### Directions
From the entries below, pull out each line where "previous" appears.

Items from a data source:
----------------------------------------
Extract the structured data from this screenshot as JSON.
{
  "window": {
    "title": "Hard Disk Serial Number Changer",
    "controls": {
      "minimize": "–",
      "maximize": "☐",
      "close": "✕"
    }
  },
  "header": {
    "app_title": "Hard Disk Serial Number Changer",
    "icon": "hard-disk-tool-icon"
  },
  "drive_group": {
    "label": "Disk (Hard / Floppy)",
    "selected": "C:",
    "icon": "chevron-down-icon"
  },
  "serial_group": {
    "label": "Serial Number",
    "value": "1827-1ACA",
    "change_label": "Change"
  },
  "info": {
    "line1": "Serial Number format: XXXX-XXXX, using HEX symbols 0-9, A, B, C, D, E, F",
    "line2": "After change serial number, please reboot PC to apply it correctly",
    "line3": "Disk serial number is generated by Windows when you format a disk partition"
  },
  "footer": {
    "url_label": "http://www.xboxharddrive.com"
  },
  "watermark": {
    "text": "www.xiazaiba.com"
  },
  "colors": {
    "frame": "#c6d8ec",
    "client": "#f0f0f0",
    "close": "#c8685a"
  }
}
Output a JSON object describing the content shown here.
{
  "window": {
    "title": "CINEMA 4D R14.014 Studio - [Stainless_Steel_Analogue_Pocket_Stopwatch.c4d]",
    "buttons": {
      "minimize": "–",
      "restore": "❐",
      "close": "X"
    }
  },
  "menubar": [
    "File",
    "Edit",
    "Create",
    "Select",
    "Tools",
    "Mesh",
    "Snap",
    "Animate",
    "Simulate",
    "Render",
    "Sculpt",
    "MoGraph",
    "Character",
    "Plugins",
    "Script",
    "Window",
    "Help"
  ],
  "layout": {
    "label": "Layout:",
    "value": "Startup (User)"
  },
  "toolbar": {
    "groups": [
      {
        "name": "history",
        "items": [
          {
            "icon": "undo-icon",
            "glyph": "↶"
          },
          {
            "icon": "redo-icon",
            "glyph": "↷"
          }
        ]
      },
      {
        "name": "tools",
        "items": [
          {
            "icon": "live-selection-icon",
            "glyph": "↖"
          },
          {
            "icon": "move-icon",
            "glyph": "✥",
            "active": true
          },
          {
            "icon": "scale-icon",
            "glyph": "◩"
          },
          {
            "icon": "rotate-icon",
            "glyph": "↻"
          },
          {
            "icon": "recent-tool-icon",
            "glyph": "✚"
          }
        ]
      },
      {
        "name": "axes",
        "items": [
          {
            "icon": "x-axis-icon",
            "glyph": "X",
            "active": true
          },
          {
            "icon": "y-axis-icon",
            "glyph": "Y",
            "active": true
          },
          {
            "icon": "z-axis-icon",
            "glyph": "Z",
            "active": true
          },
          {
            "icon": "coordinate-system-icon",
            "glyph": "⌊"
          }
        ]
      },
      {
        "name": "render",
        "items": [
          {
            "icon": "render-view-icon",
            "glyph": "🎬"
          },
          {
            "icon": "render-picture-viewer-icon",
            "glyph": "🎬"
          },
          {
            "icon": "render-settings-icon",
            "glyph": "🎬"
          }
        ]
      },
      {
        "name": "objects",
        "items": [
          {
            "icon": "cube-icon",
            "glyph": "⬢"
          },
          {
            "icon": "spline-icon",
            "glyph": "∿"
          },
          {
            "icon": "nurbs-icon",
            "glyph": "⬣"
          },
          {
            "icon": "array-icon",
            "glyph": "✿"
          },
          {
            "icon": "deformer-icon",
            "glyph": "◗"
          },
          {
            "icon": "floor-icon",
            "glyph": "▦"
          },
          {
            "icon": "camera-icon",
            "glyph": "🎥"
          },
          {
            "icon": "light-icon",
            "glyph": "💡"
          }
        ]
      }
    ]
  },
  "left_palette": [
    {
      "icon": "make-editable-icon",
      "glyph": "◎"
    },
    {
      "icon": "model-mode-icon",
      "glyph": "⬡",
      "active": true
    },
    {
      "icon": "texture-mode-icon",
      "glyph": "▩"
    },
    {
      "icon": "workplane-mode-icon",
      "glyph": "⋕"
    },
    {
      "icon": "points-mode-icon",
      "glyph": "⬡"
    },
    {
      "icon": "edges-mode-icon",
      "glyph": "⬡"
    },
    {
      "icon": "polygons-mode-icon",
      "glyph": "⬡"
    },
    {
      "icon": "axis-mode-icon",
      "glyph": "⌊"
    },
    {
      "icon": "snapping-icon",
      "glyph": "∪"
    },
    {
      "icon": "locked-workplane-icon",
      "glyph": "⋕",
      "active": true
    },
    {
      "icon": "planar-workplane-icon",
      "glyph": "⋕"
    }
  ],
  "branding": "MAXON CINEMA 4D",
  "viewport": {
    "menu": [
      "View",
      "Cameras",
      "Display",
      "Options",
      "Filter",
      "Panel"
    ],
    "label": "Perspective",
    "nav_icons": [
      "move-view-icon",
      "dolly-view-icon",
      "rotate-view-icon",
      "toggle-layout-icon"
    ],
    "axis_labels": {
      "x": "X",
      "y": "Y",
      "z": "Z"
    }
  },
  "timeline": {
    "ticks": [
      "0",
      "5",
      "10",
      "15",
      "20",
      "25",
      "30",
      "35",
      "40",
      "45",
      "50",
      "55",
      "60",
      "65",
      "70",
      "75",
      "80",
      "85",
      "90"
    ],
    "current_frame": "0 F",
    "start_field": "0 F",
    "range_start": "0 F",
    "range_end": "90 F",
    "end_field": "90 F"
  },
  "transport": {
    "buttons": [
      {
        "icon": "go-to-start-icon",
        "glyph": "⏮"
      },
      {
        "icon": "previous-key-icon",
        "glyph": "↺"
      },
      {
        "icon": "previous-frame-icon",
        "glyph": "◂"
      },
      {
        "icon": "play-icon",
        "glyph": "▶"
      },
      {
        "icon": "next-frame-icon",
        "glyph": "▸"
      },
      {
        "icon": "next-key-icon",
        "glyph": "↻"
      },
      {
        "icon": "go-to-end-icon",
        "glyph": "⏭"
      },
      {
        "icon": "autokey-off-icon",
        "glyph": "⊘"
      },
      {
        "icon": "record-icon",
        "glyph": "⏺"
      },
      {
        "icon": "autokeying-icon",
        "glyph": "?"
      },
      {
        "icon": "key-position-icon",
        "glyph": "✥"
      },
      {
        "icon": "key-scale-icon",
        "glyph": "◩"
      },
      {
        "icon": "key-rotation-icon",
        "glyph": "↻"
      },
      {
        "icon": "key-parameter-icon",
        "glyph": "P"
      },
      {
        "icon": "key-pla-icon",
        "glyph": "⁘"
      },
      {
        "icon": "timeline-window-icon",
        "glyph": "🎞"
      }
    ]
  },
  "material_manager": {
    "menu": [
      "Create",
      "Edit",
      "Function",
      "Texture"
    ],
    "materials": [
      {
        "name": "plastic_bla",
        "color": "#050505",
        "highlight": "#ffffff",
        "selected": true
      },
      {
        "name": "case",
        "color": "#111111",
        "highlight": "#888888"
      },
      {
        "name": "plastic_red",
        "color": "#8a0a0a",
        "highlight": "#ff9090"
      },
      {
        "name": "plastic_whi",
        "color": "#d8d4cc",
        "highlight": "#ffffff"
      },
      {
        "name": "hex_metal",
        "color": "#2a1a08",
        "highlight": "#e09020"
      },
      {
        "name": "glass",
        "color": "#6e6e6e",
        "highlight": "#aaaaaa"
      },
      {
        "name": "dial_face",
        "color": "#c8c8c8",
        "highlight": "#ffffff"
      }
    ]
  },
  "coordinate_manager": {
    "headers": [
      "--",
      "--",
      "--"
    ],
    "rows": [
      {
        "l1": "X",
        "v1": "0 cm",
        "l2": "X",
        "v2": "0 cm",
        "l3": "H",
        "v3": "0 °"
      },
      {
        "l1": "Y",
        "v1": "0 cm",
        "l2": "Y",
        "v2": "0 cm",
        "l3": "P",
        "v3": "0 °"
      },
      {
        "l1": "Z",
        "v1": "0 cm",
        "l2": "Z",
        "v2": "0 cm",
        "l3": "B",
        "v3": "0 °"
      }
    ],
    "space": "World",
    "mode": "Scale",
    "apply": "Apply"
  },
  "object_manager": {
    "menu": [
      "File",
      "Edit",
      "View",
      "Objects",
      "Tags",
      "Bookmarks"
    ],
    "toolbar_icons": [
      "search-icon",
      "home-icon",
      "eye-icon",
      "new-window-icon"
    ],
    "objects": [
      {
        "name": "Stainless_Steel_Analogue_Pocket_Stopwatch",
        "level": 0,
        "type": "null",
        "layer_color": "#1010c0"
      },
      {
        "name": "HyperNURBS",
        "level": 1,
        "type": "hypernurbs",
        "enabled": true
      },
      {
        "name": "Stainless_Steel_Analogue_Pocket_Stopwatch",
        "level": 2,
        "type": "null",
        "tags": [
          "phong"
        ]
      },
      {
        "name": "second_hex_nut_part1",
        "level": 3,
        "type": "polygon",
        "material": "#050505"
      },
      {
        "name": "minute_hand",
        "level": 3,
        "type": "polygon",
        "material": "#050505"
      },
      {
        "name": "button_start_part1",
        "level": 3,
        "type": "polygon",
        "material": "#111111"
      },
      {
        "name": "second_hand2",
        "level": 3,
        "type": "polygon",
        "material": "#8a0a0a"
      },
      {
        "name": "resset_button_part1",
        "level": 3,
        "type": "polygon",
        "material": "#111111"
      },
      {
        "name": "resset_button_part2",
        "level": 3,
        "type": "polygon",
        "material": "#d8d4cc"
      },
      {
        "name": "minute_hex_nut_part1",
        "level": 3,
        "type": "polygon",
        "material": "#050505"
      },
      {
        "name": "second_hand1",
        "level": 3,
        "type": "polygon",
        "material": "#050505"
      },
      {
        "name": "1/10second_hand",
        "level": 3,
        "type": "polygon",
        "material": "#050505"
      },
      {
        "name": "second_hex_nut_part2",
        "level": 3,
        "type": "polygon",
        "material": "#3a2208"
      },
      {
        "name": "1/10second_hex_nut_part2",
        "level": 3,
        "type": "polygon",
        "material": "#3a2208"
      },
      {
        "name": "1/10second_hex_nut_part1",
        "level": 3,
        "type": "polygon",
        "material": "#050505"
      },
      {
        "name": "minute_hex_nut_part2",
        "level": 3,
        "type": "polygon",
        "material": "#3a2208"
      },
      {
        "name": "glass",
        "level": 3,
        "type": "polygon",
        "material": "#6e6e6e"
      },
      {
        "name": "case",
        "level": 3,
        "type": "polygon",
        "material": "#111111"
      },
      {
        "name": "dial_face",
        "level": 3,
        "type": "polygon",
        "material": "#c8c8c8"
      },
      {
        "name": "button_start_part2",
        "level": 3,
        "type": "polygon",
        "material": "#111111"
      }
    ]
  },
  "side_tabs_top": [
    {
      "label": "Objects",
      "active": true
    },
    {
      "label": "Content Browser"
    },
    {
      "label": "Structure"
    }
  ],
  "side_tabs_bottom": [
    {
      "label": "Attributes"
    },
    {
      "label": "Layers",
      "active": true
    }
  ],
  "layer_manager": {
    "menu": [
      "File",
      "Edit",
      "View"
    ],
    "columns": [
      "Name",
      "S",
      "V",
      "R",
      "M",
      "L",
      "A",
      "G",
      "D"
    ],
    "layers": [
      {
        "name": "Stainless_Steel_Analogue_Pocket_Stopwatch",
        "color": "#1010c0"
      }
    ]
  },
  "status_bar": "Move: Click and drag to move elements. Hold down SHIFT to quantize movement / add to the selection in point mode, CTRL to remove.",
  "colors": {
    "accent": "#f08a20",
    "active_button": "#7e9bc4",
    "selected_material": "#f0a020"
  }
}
----------------------------------------
### Solution for this exercise
        "icon": "previous-key-icon",
        "icon": "previous-frame-icon",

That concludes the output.